** Directive **
Pull every line that holds the word "near" from the entries.

=-=-=

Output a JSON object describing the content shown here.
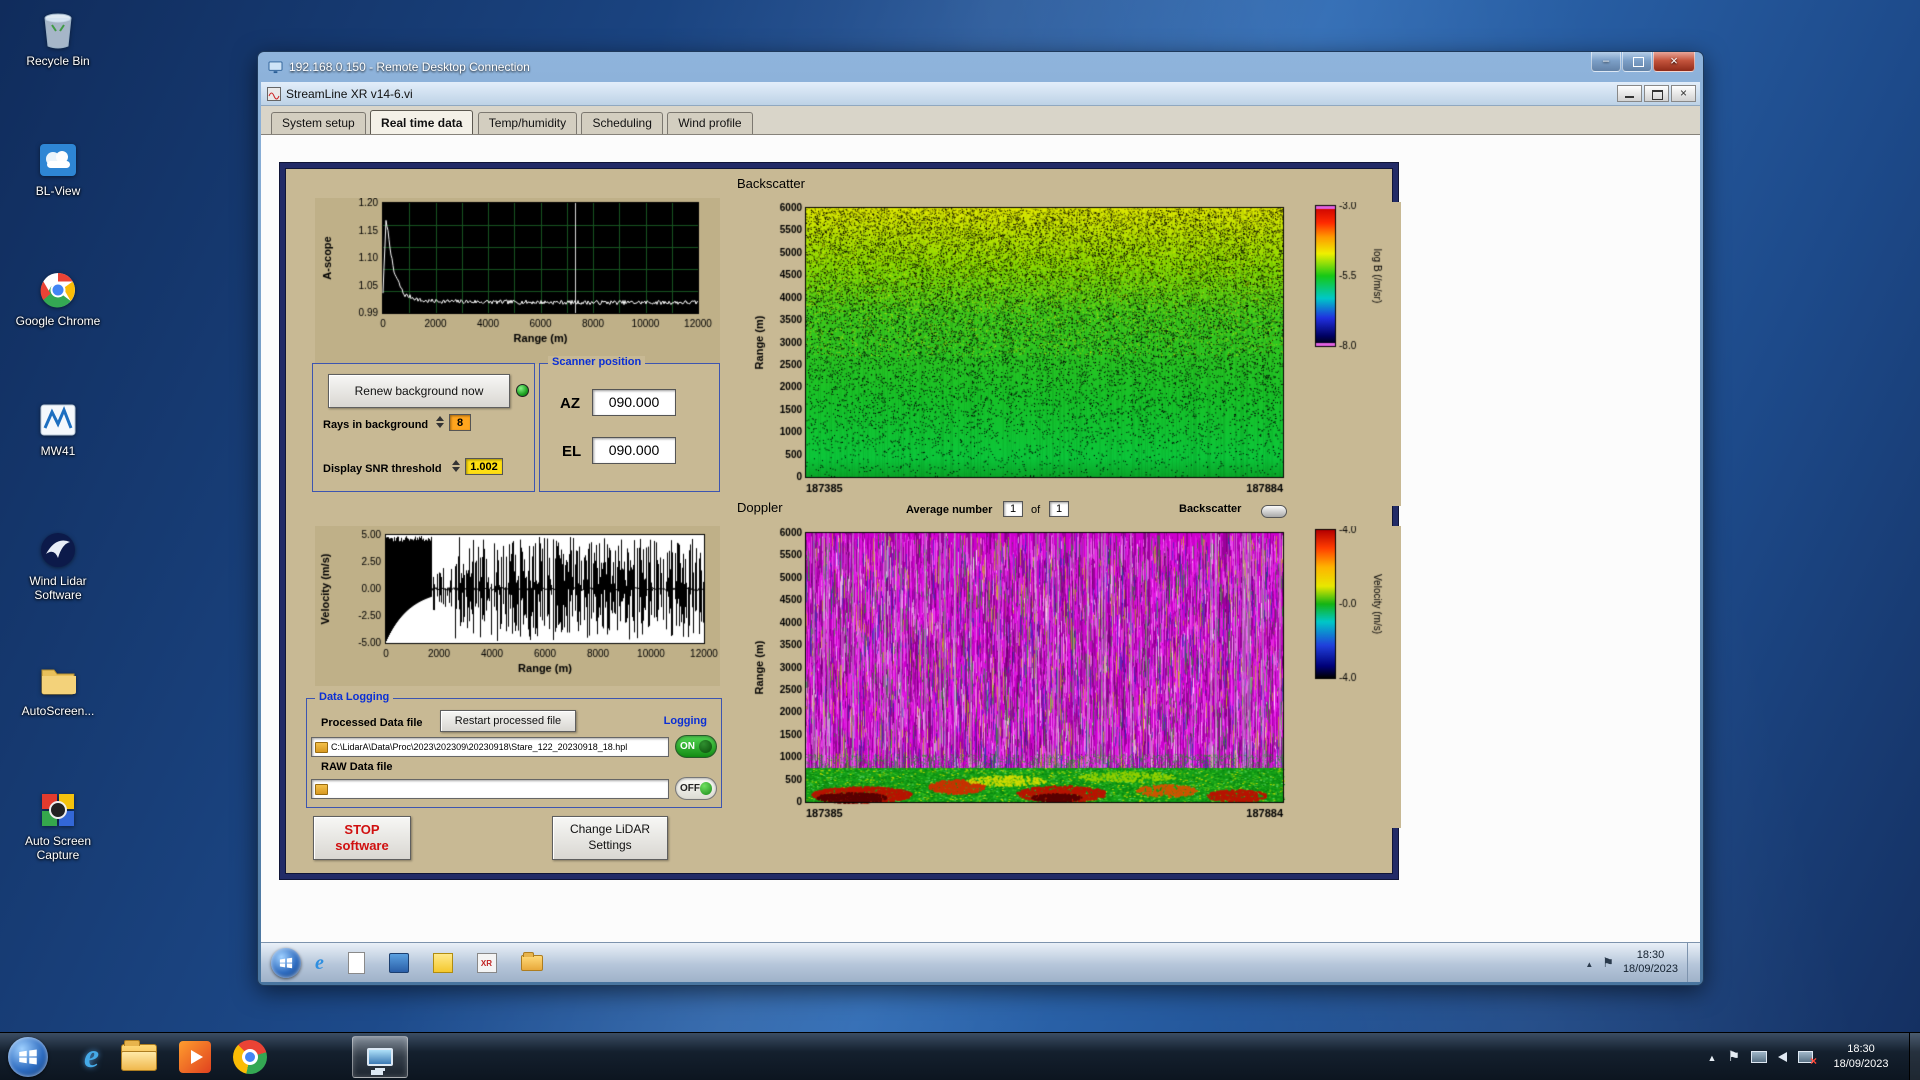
{
  "desktop_icons": [
    {
      "id": "recycle-bin",
      "label": "Recycle Bin"
    },
    {
      "id": "bl-view",
      "label": "BL-View"
    },
    {
      "id": "google-chrome",
      "label": "Google Chrome"
    },
    {
      "id": "mw41",
      "label": "MW41"
    },
    {
      "id": "wind-lidar-software",
      "label": "Wind Lidar Software"
    },
    {
      "id": "autoscreen",
      "label": "AutoScreen..."
    },
    {
      "id": "auto-screen-capture",
      "label": "Auto Screen Capture"
    }
  ],
  "rdp": {
    "title": "192.168.0.150 - Remote Desktop Connection"
  },
  "app": {
    "title": "StreamLine XR v14-6.vi",
    "tabs": [
      {
        "label": "System setup",
        "active": false
      },
      {
        "label": "Real time data",
        "active": true
      },
      {
        "label": "Temp/humidity",
        "active": false
      },
      {
        "label": "Scheduling",
        "active": false
      },
      {
        "label": "Wind profile",
        "active": false
      }
    ]
  },
  "controls": {
    "renew_button": "Renew background now",
    "rays_label": "Rays in background",
    "rays_value": "8",
    "snr_label": "Display SNR threshold",
    "snr_value": "1.002",
    "scanner": {
      "title": "Scanner position",
      "az_label": "AZ",
      "az_value": "090.000",
      "el_label": "EL",
      "el_value": "090.000"
    },
    "doppler_header": {
      "avg_label": "Average number",
      "avg_value": "1",
      "of_label": "of",
      "of_value": "1",
      "toggle_label": "Backscatter"
    },
    "logging": {
      "title": "Data Logging",
      "processed_label": "Processed Data file",
      "restart_button": "Restart processed file",
      "logging_label": "Logging",
      "processed_path": "C:\\LidarA\\Data\\Proc\\2023\\202309\\20230918\\Stare_122_20230918_18.hpl",
      "on_label": "ON",
      "raw_label": "RAW Data file",
      "raw_path": "",
      "off_label": "OFF"
    },
    "stop_button": "STOP software",
    "change_button": "Change LiDAR Settings"
  },
  "chart_data": [
    {
      "id": "ascope",
      "type": "line",
      "title": "",
      "ylabel": "A-scope",
      "xlabel": "Range (m)",
      "ylim": [
        0.99,
        1.2
      ],
      "xlim": [
        0,
        12000
      ],
      "yticks": [
        "1.20",
        "1.15",
        "1.10",
        "1.05",
        "0.99"
      ],
      "xticks": [
        "0",
        "2000",
        "4000",
        "6000",
        "8000",
        "10000",
        "12000"
      ],
      "series": [
        {
          "name": "a-scope",
          "points": [
            [
              0,
              1.03
            ],
            [
              120,
              1.17
            ],
            [
              400,
              1.07
            ],
            [
              800,
              1.025
            ],
            [
              1500,
              1.013
            ],
            [
              4000,
              1.011
            ],
            [
              8000,
              1.01
            ],
            [
              12000,
              1.01
            ]
          ]
        }
      ],
      "cursor_x": 7300
    },
    {
      "id": "backscatter",
      "type": "heatmap",
      "title": "Backscatter",
      "ylabel": "Range (m)",
      "ylim": [
        0,
        6000
      ],
      "yticks": [
        "6000",
        "5500",
        "5000",
        "4500",
        "4000",
        "3500",
        "3000",
        "2500",
        "2000",
        "1500",
        "1000",
        "500",
        "0"
      ],
      "xticks": [
        "187385",
        "187884"
      ],
      "colorbar": {
        "label": "log B (/m/sr)",
        "ticks": [
          "-3.0",
          "-5.5",
          "-8.0"
        ]
      },
      "pattern": "solid yellow band above 5500 m, speckled yellow-green 3000-5500 m, green below 3000 m, bright green below 1000 m, dense black noise speckle strongest at top"
    },
    {
      "id": "velocity",
      "type": "line",
      "title": "",
      "ylabel": "Velocity (m/s)",
      "xlabel": "Range (m)",
      "ylim": [
        -5,
        5
      ],
      "xlim": [
        0,
        12000
      ],
      "yticks": [
        "5.00",
        "2.50",
        "0.00",
        "-2.50",
        "-5.00"
      ],
      "xticks": [
        "0",
        "2000",
        "4000",
        "6000",
        "8000",
        "10000",
        "12000"
      ],
      "pattern": "dense random vertical noise spikes spanning full scale; dense black block 0-1700 m with curved lower envelope rising from -4 m/s to 0 m/s near 2000 m"
    },
    {
      "id": "doppler",
      "type": "heatmap",
      "title": "Doppler",
      "ylabel": "Range (m)",
      "ylim": [
        0,
        6000
      ],
      "yticks": [
        "6000",
        "5500",
        "5000",
        "4500",
        "4000",
        "3500",
        "3000",
        "2500",
        "2000",
        "1500",
        "1000",
        "500",
        "0"
      ],
      "xticks": [
        "187385",
        "187884"
      ],
      "colorbar": {
        "label": "Velocity (m/s)",
        "ticks": [
          "-4.0",
          "-0.0",
          "-4.0"
        ]
      },
      "pattern": "magenta noise streaks above 800 m with scattered green/blue/white columns; coherent green band below 800 m with dark red patches near the ground"
    }
  ],
  "remote_taskbar": {
    "time": "18:30",
    "date": "18/09/2023"
  },
  "host_taskbar": {
    "time": "18:30",
    "date": "18/09/2023"
  }
}
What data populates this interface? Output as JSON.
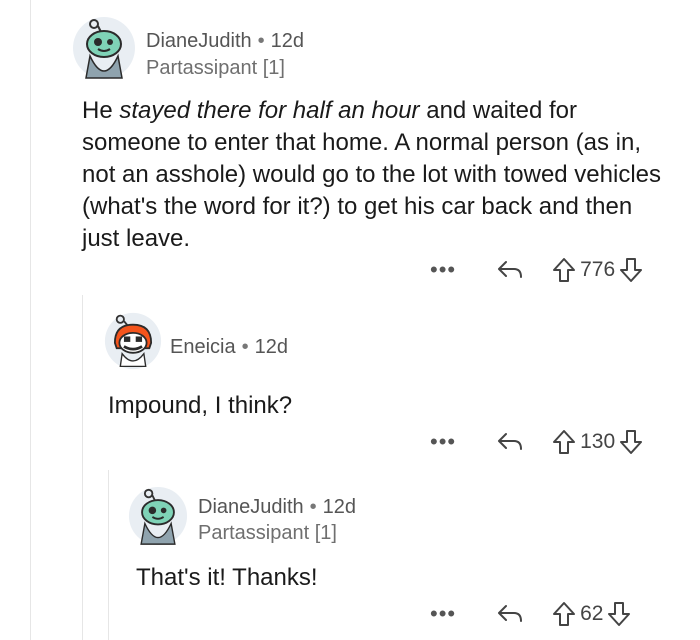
{
  "comments": [
    {
      "author": "DianeJudith",
      "age": "12d",
      "flair": "Partassipant [1]",
      "body": {
        "pre": "He ",
        "em": "stayed there for half an hour",
        "post": " and waited for someone to enter that home. A normal person (as in, not an asshole) would go to the lot with towed vehicles (what's the word for it?) to get his car back and then just leave."
      },
      "votes": "776"
    },
    {
      "author": "Eneicia",
      "age": "12d",
      "body": "Impound, I think?",
      "votes": "130"
    },
    {
      "author": "DianeJudith",
      "age": "12d",
      "flair": "Partassipant [1]",
      "body": "That's it! Thanks!",
      "votes": "62"
    }
  ],
  "icons": {
    "more": "more-options-icon",
    "reply": "reply-arrow-icon",
    "upvote": "upvote-arrow-icon",
    "downvote": "downvote-arrow-icon"
  },
  "colors": {
    "avatar_bg": "#e9eef3",
    "snoo_green": "#7fd3b7",
    "snoo_orange": "#f4541c",
    "thread_line": "#e6e6e6"
  }
}
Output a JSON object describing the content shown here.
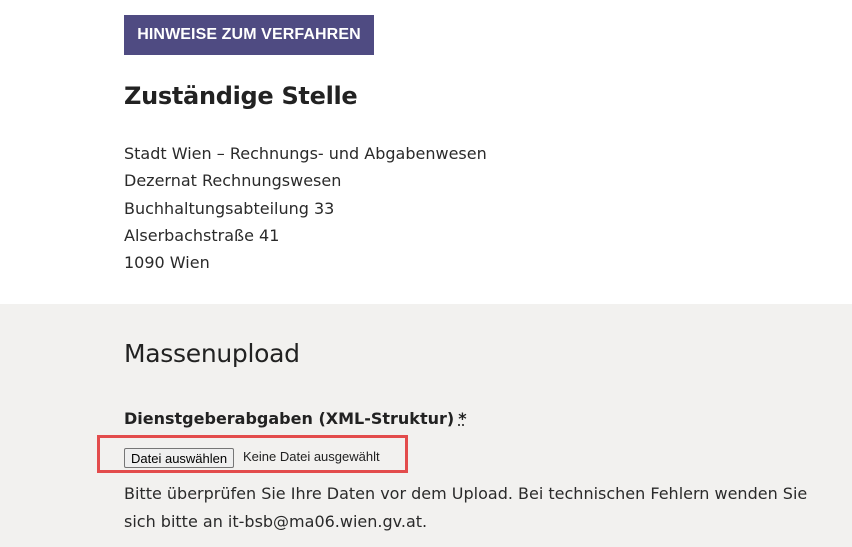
{
  "header_button": {
    "label": "HINWEISE ZUM VERFAHREN"
  },
  "authority": {
    "title": "Zuständige Stelle",
    "address_lines": [
      "Stadt Wien – Rechnungs- und Abgabenwesen",
      "Dezernat Rechnungswesen",
      "Buchhaltungsabteilung 33",
      "Alserbachstraße 41",
      "1090 Wien"
    ]
  },
  "upload": {
    "title": "Massenupload",
    "field_label": "Dienstgeberabgaben (XML-Struktur)",
    "required_marker": "*",
    "file_button_label": "Datei auswählen",
    "file_status": "Keine Datei ausgewählt",
    "help_text": "Bitte überprüfen Sie Ihre Daten vor dem Upload. Bei technischen Fehlern wenden Sie sich bitte an it-bsb@ma06.wien.gv.at."
  },
  "colors": {
    "button_bg": "#4f4b82",
    "section_bg": "#f2f1ef",
    "highlight_border": "#e34c4c"
  }
}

=-=-=

** Solution to the exercise **
      "pattern": "dense random vertical noise spikes spanning full scale; dense black block 0-1700 m with curved lower envelope rising from -4 m/s to 0 m/s near 2000 m"
      "pattern": "magenta noise streaks above 800 m with scattered green/blue/white columns; coherent green band below 800 m with dark red patches near the ground"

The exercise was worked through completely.